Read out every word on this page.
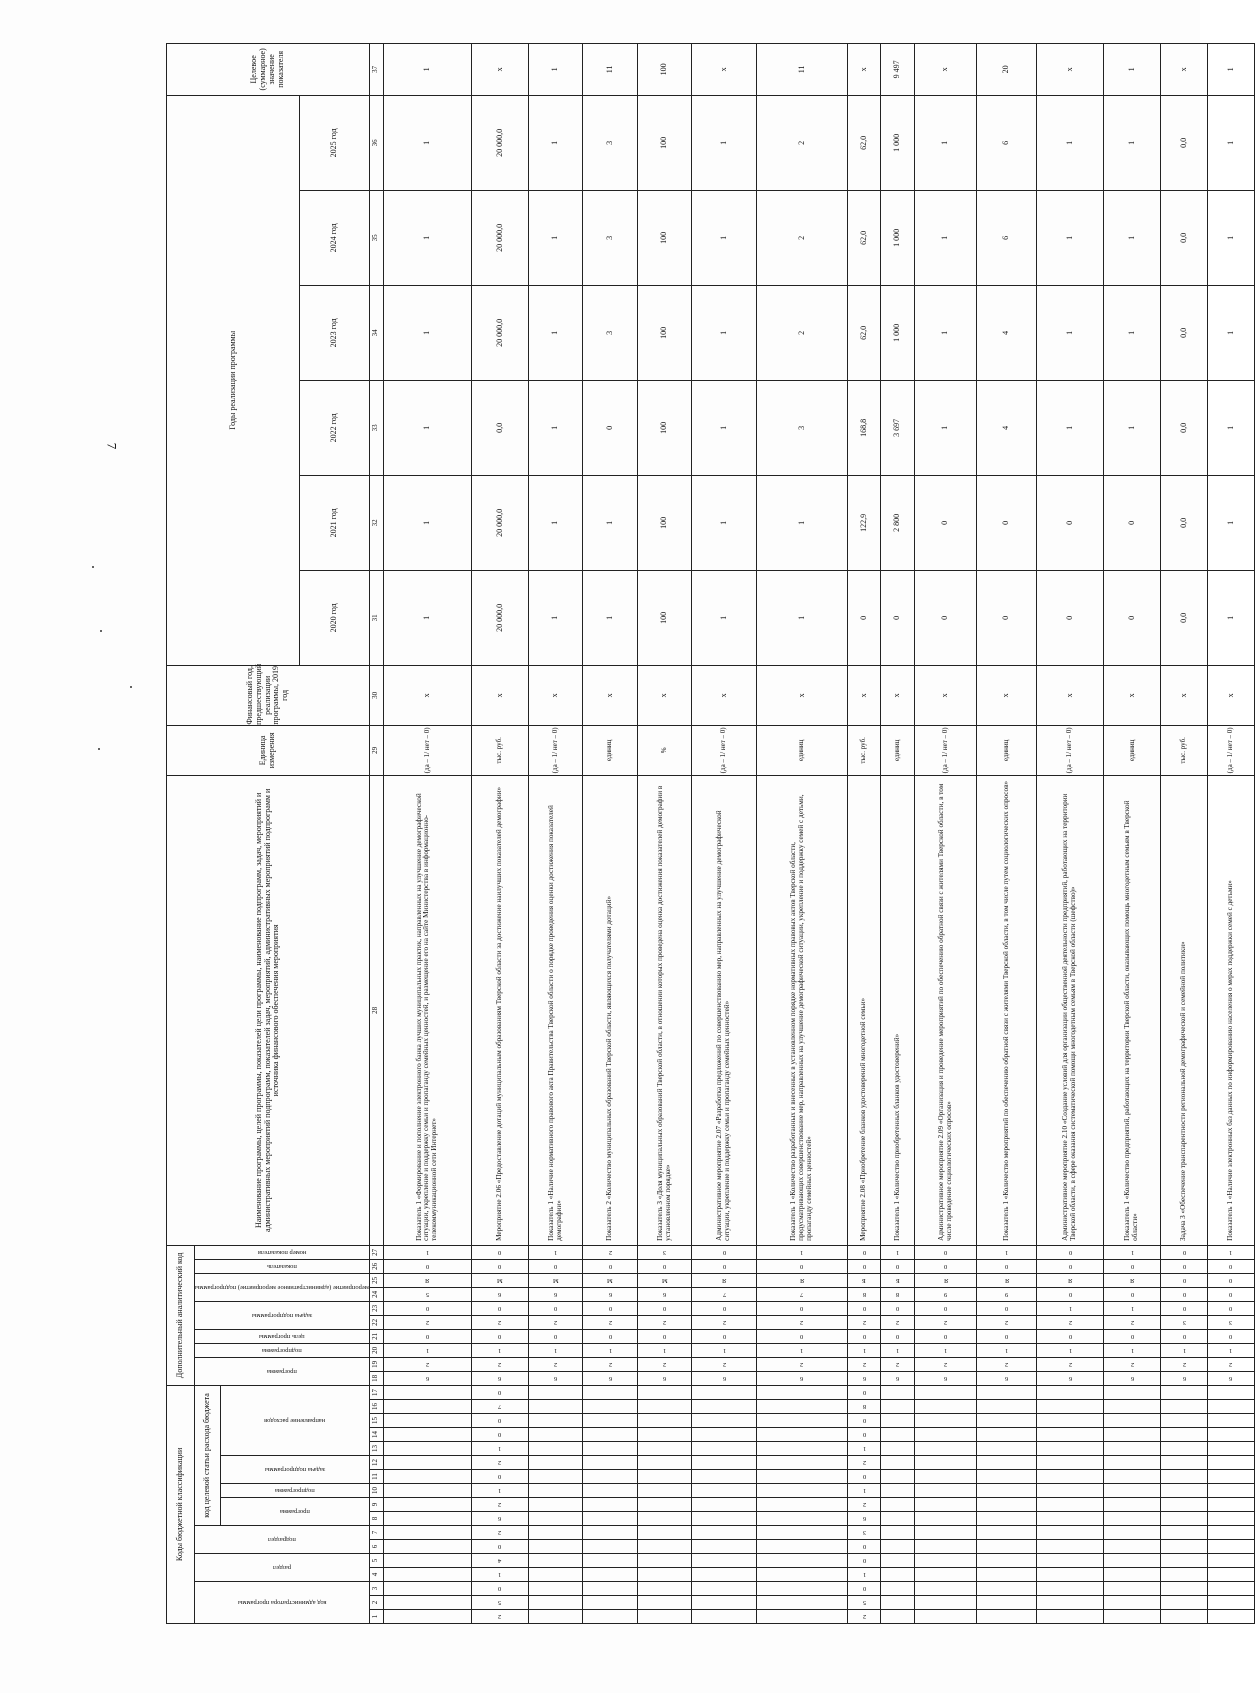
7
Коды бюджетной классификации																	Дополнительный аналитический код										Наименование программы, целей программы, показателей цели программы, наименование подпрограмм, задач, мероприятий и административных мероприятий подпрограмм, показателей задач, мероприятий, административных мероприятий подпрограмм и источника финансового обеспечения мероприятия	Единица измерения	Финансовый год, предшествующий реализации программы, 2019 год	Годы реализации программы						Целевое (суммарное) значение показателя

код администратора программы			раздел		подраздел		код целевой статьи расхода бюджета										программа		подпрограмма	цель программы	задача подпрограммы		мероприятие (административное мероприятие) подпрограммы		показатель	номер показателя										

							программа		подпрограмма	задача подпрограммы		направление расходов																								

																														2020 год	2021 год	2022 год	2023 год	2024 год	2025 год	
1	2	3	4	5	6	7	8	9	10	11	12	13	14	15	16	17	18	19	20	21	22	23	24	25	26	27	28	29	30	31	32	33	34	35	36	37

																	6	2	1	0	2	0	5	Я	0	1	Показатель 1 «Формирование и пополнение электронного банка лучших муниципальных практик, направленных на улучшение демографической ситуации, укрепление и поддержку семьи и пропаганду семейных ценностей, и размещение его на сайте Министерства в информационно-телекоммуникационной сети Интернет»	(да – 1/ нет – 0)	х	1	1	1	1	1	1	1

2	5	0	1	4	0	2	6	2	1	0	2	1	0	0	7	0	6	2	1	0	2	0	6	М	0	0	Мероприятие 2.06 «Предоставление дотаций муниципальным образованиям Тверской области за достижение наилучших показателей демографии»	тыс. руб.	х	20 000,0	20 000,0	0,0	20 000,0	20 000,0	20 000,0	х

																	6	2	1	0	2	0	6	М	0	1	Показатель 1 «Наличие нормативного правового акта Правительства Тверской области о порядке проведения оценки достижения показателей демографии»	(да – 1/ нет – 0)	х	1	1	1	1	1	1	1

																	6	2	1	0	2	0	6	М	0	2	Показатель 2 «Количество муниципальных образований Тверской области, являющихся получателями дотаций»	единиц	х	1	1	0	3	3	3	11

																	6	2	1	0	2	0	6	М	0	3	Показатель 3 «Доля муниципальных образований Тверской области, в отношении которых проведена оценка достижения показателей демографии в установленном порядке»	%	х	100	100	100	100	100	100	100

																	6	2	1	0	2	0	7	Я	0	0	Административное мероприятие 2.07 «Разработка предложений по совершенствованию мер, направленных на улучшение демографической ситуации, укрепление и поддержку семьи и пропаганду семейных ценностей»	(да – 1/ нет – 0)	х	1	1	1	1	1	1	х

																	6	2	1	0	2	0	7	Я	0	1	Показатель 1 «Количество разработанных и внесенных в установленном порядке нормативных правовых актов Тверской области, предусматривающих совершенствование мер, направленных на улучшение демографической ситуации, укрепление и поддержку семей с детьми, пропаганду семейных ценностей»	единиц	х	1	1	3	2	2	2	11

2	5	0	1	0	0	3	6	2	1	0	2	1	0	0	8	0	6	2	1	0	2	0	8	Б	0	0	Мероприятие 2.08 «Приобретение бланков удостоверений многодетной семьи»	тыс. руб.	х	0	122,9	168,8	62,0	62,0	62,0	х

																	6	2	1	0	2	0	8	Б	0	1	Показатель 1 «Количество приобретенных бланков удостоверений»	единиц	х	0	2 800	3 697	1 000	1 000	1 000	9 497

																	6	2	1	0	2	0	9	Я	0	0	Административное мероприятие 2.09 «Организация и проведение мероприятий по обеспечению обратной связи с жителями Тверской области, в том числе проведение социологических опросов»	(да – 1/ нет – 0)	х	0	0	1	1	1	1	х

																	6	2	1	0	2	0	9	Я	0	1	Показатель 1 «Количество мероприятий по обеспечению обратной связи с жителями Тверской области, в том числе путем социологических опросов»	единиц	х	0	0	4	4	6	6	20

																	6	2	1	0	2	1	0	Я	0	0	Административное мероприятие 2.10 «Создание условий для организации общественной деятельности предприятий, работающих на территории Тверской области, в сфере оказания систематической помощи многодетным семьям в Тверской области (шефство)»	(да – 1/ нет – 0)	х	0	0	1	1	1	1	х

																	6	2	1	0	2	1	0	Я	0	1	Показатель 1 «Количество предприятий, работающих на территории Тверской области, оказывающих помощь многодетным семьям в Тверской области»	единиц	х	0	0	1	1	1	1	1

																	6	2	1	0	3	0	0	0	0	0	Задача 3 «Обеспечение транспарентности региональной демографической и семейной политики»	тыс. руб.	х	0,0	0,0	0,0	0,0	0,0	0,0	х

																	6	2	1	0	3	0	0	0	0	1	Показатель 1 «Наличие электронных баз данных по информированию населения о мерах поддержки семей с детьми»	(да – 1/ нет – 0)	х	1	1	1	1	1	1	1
□ □ □ □
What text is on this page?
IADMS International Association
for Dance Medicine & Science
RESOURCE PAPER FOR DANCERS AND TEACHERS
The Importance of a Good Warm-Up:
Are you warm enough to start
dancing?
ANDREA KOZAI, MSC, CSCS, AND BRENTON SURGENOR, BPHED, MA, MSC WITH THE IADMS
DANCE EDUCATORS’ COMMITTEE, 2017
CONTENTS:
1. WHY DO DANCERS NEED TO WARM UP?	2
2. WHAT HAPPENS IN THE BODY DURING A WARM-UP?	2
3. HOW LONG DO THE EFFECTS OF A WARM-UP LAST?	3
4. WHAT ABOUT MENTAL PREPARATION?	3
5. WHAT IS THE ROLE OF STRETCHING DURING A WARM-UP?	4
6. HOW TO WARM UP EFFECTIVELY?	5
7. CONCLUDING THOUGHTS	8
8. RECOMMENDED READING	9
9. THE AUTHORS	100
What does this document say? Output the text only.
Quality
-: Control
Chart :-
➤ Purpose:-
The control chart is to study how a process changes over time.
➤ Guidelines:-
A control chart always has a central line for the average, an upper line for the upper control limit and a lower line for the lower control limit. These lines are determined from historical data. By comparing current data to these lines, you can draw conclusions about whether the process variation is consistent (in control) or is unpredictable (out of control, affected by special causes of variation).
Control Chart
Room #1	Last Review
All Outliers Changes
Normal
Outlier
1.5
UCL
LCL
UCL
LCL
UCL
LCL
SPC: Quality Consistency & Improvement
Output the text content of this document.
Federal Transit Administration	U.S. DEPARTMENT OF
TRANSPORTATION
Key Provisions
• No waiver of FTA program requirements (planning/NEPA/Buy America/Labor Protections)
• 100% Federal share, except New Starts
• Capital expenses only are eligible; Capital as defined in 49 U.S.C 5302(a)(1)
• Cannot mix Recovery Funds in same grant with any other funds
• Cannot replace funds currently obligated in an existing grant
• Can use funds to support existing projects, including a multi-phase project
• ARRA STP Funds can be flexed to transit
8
□ □ □ □
PROBLEM TO SOLVE:
In the material above, show every line where the word "text" turns up.

TASK RESULT:
What text is on this page?
What does this document say? Output the text only.
Output the text content of this document.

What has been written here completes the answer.